■ EXERCISE
Leave out the pictures and transcribe the rest of the records exactly.

■ RECORDS PROVIDED
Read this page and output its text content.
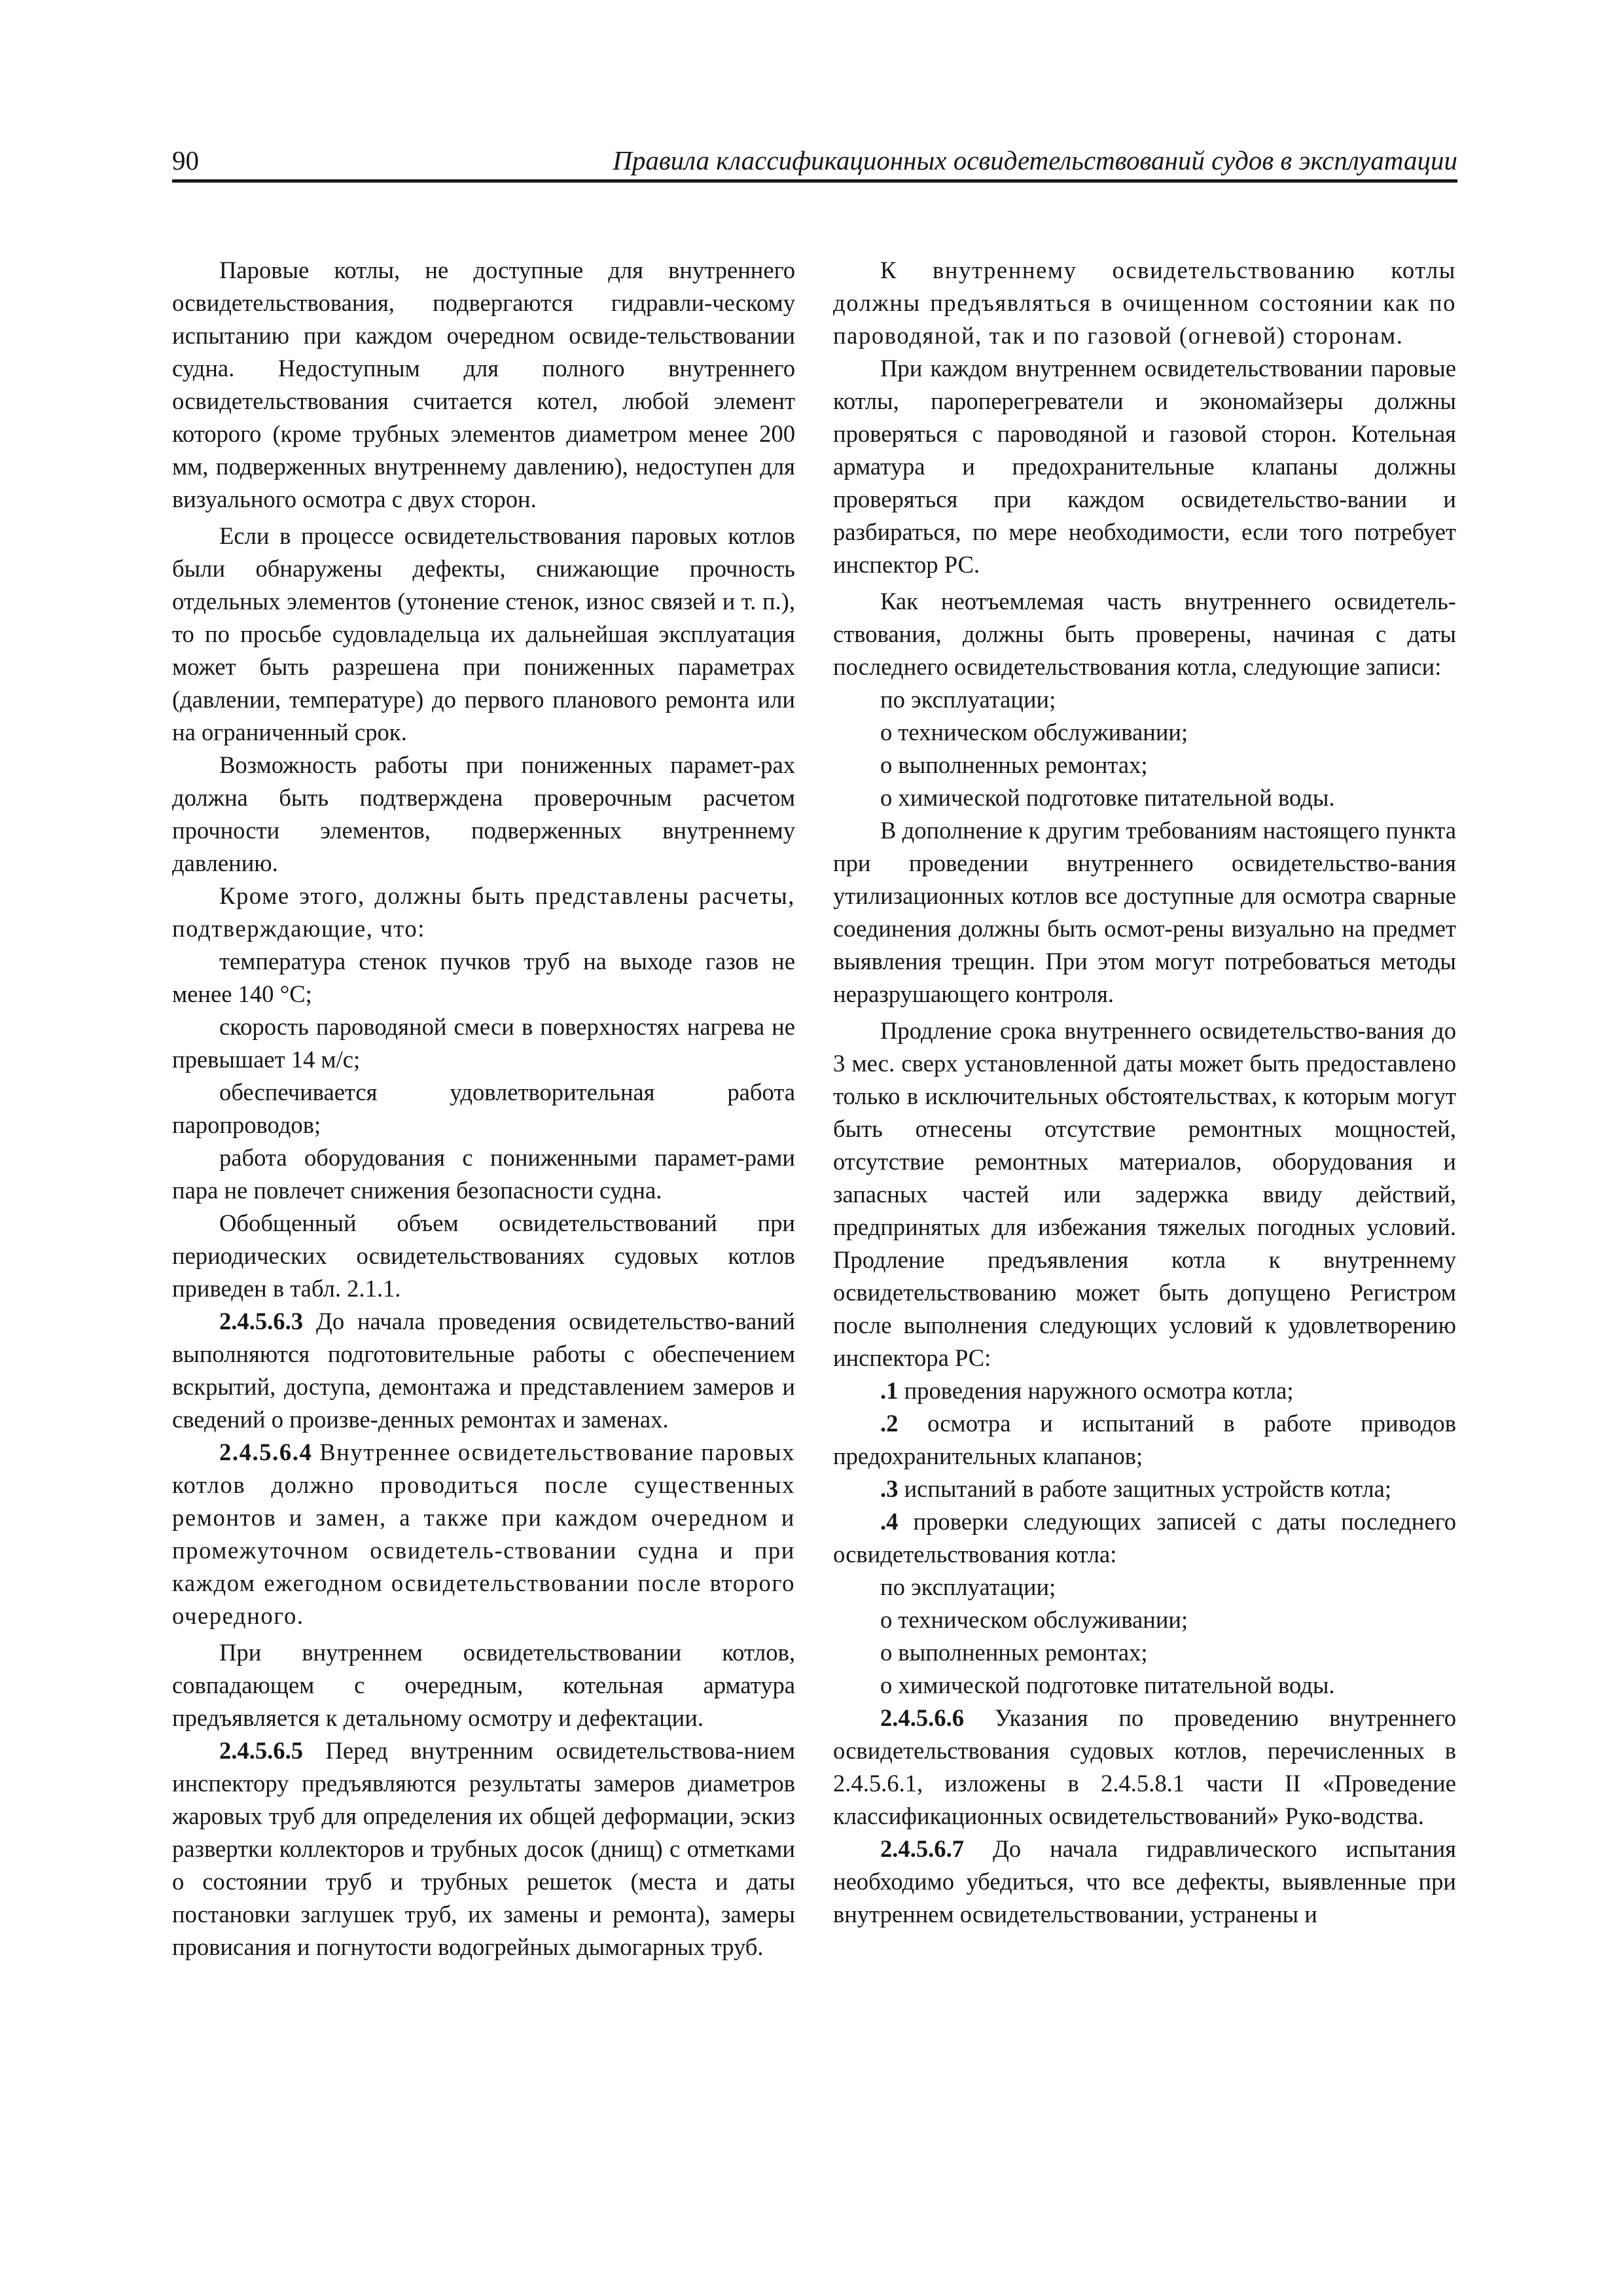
90	Правила классификационных освидетельствований судов в эксплуатации

Паровые котлы, не доступные для внутреннего освидетельствования, подвергаются гидравли-ческому испытанию при каждом очередном освиде-тельствовании судна. Недоступным для полного внутреннего освидетельствования считается котел, любой элемент которого (кроме трубных элементов диаметром менее 200 мм, подверженных внутреннему давлению), недоступен для визуального осмотра с двух сторон.

Если в процессе освидетельствования паровых котлов были обнаружены дефекты, снижающие прочность отдельных элементов (утонение стенок, износ связей и т. п.), то по просьбе судовладельца их дальнейшая эксплуатация может быть разрешена при пониженных параметрах (давлении, температуре) до первого планового ремонта или на ограниченный срок.

Возможность работы при пониженных парамет-рах должна быть подтверждена проверочным расчетом прочности элементов, подверженных внутреннему давлению.

Кроме этого, должны быть представлены расчеты, подтверждающие, что:

температура стенок пучков труб на выходе газов не менее 140 °C;

скорость пароводяной смеси в поверхностях нагрева не превышает 14 м/с;

обеспечивается удовлетворительная работа паропроводов;

работа оборудования с пониженными парамет-рами пара не повлечет снижения безопасности судна.

Обобщенный объем освидетельствований при периодических освидетельствованиях судовых котлов приведен в табл. 2.1.1.

2.4.5.6.3 До начала проведения освидетельство-ваний выполняются подготовительные работы с обеспечением вскрытий, доступа, демонтажа и представлением замеров и сведений о произве-денных ремонтах и заменах.

2.4.5.6.4 Внутреннее освидетельствование паровых котлов должно проводиться после существенных ремонтов и замен, а также при каждом очередном и промежуточном освидетель-ствовании судна и при каждом ежегодном освидетельствовании после второго очередного.

При внутреннем освидетельствовании котлов, совпадающем с очередным, котельная арматура предъявляется к детальному осмотру и дефектации.

2.4.5.6.5 Перед внутренним освидетельствова-нием инспектору предъявляются результаты замеров диаметров жаровых труб для определения их общей деформации, эскиз развертки коллекторов и трубных досок (днищ) с отметками о состоянии труб и трубных решеток (места и даты постановки заглушек труб, их замены и ремонта), замеры провисания и погнутости водогрейных дымогарных труб.

К внутреннему освидетельствованию котлы должны предъявляться в очищенном состоянии как по пароводяной, так и по газовой (огневой) сторонам.

При каждом внутреннем освидетельствовании паровые котлы, пароперегреватели и экономайзеры должны проверяться с пароводяной и газовой сторон. Котельная арматура и предохранительные клапаны должны проверяться при каждом освидетельство-вании и разбираться, по мере необходимости, если того потребует инспектор РС.

Как неотъемлемая часть внутреннего освидетель-ствования, должны быть проверены, начиная с даты последнего освидетельствования котла, следующие записи:

по эксплуатации;

о техническом обслуживании;

о выполненных ремонтах;

о химической подготовке питательной воды.

В дополнение к другим требованиям настоящего пункта при проведении внутреннего освидетельство-вания утилизационных котлов все доступные для осмотра сварные соединения должны быть осмот-рены визуально на предмет выявления трещин. При этом могут потребоваться методы неразрушающего контроля.

Продление срока внутреннего освидетельство-вания до 3 мес. сверх установленной даты может быть предоставлено только в исключительных обстоятельствах, к которым могут быть отнесены отсутствие ремонтных мощностей, отсутствие ремонтных материалов, оборудования и запасных частей или задержка ввиду действий, предпринятых для избежания тяжелых погодных условий. Продление предъявления котла к внутреннему освидетельствованию может быть допущено Регистром после выполнения следующих условий к удовлетворению инспектора РС:

.1 проведения наружного осмотра котла;

.2 осмотра и испытаний в работе приводов предохранительных клапанов;

.3 испытаний в работе защитных устройств котла;

.4 проверки следующих записей с даты последнего освидетельствования котла:

по эксплуатации;

о техническом обслуживании;

о выполненных ремонтах;

о химической подготовке питательной воды.

2.4.5.6.6 Указания по проведению внутреннего освидетельствования судовых котлов, перечисленных в 2.4.5.6.1, изложены в 2.4.5.8.1 части II «Проведение классификационных освидетельствований» Руко-водства.

2.4.5.6.7 До начала гидравлического испытания необходимо убедиться, что все дефекты, выявленные при внутреннем освидетельствовании, устранены и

■ COMPLETE OUTPUT
Read this page and output its text content.
90	Правила классификационных освидетельствований судов в эксплуатации

Паровые котлы, не доступные для внутреннего освидетельствования, подвергаются гидравли-ческому испытанию при каждом очередном освиде-тельствовании судна. Недоступным для полного внутреннего освидетельствования считается котел, любой элемент которого (кроме трубных элементов диаметром менее 200 мм, подверженных внутреннему давлению), недоступен для визуального осмотра с двух сторон.

Если в процессе освидетельствования паровых котлов были обнаружены дефекты, снижающие прочность отдельных элементов (утонение стенок, износ связей и т. п.), то по просьбе судовладельца их дальнейшая эксплуатация может быть разрешена при пониженных параметрах (давлении, температуре) до первого планового ремонта или на ограниченный срок.

Возможность работы при пониженных парамет-рах должна быть подтверждена проверочным расчетом прочности элементов, подверженных внутреннему давлению.

Кроме этого, должны быть представлены расчеты, подтверждающие, что:

температура стенок пучков труб на выходе газов не менее 140 °C;

скорость пароводяной смеси в поверхностях нагрева не превышает 14 м/с;

обеспечивается удовлетворительная работа паропроводов;

работа оборудования с пониженными парамет-рами пара не повлечет снижения безопасности судна.

Обобщенный объем освидетельствований при периодических освидетельствованиях судовых котлов приведен в табл. 2.1.1.

2.4.5.6.3 До начала проведения освидетельство-ваний выполняются подготовительные работы с обеспечением вскрытий, доступа, демонтажа и представлением замеров и сведений о произве-денных ремонтах и заменах.

2.4.5.6.4 Внутреннее освидетельствование паровых котлов должно проводиться после существенных ремонтов и замен, а также при каждом очередном и промежуточном освидетель-ствовании судна и при каждом ежегодном освидетельствовании после второго очередного.

При внутреннем освидетельствовании котлов, совпадающем с очередным, котельная арматура предъявляется к детальному осмотру и дефектации.

2.4.5.6.5 Перед внутренним освидетельствова-нием инспектору предъявляются результаты замеров диаметров жаровых труб для определения их общей деформации, эскиз развертки коллекторов и трубных досок (днищ) с отметками о состоянии труб и трубных решеток (места и даты постановки заглушек труб, их замены и ремонта), замеры провисания и погнутости водогрейных дымогарных труб.

К внутреннему освидетельствованию котлы должны предъявляться в очищенном состоянии как по пароводяной, так и по газовой (огневой) сторонам.

При каждом внутреннем освидетельствовании паровые котлы, пароперегреватели и экономайзеры должны проверяться с пароводяной и газовой сторон. Котельная арматура и предохранительные клапаны должны проверяться при каждом освидетельство-вании и разбираться, по мере необходимости, если того потребует инспектор РС.

Как неотъемлемая часть внутреннего освидетель-ствования, должны быть проверены, начиная с даты последнего освидетельствования котла, следующие записи:

по эксплуатации;

о техническом обслуживании;

о выполненных ремонтах;

о химической подготовке питательной воды.

В дополнение к другим требованиям настоящего пункта при проведении внутреннего освидетельство-вания утилизационных котлов все доступные для осмотра сварные соединения должны быть осмот-рены визуально на предмет выявления трещин. При этом могут потребоваться методы неразрушающего контроля.

Продление срока внутреннего освидетельство-вания до 3 мес. сверх установленной даты может быть предоставлено только в исключительных обстоятельствах, к которым могут быть отнесены отсутствие ремонтных мощностей, отсутствие ремонтных материалов, оборудования и запасных частей или задержка ввиду действий, предпринятых для избежания тяжелых погодных условий. Продление предъявления котла к внутреннему освидетельствованию может быть допущено Регистром после выполнения следующих условий к удовлетворению инспектора РС:

.1 проведения наружного осмотра котла;

.2 осмотра и испытаний в работе приводов предохранительных клапанов;

.3 испытаний в работе защитных устройств котла;

.4 проверки следующих записей с даты последнего освидетельствования котла:

по эксплуатации;

о техническом обслуживании;

о выполненных ремонтах;

о химической подготовке питательной воды.

2.4.5.6.6 Указания по проведению внутреннего освидетельствования судовых котлов, перечисленных в 2.4.5.6.1, изложены в 2.4.5.8.1 части II «Проведение классификационных освидетельствований» Руко-водства.

2.4.5.6.7 До начала гидравлического испытания необходимо убедиться, что все дефекты, выявленные при внутреннем освидетельствовании, устранены и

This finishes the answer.